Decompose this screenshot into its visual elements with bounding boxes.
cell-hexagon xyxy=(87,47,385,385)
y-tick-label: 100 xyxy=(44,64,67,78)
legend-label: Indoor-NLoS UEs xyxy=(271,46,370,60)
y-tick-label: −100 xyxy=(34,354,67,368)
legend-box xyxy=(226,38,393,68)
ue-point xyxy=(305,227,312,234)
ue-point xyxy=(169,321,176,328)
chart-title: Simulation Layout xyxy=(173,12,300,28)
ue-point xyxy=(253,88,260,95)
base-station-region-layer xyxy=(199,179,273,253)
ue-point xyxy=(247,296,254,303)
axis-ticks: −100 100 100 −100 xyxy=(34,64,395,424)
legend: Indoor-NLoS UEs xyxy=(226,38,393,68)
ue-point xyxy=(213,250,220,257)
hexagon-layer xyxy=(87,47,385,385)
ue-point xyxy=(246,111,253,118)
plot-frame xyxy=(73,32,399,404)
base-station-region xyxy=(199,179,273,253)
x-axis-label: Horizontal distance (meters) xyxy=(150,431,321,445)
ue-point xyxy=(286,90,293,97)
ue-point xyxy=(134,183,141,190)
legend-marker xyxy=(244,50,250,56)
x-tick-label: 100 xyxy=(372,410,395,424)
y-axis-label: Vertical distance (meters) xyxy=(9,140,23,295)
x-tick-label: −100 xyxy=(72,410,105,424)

[Your objective]: Output every line of the items above as a JSON list of strings, one string per line, leaving out any blank lines.

[Answer to the exercise]:
[
  "Decompose this screenshot into its visual elements with bounding boxes.",
  "cell-hexagon xyxy=(87,47,385,385)",
  "y-tick-label: 100 xyxy=(44,64,67,78)",
  "legend-label: Indoor-NLoS UEs xyxy=(271,46,370,60)",
  "y-tick-label: −100 xyxy=(34,354,67,368)",
  "legend-box xyxy=(226,38,393,68)",
  "ue-point xyxy=(305,227,312,234)",
  "ue-point xyxy=(169,321,176,328)",
  "chart-title: Simulation Layout xyxy=(173,12,300,28)",
  "ue-point xyxy=(253,88,260,95)",
  "base-station-region-layer xyxy=(199,179,273,253)",
  "ue-point xyxy=(247,296,254,303)",
  "axis-ticks: −100 100 100 −100 xyxy=(34,64,395,424)",
  "legend: Indoor-NLoS UEs xyxy=(226,38,393,68)",
  "ue-point xyxy=(213,250,220,257)",
  "hexagon-layer xyxy=(87,47,385,385)",
  "ue-point xyxy=(246,111,253,118)",
  "plot-frame xyxy=(73,32,399,404)",
  "base-station-region xyxy=(199,179,273,253)",
  "x-axis-label: Horizontal distance (meters) xyxy=(150,431,321,445)",
  "ue-point xyxy=(286,90,293,97)",
  "ue-point xyxy=(134,183,141,190)",
  "legend-marker xyxy=(244,50,250,56)",
  "x-tick-label: 100 xyxy=(372,410,395,424)",
  "y-axis-label: Vertical distance (meters) xyxy=(9,140,23,295)",
  "x-tick-label: −100 xyxy=(72,410,105,424)"
]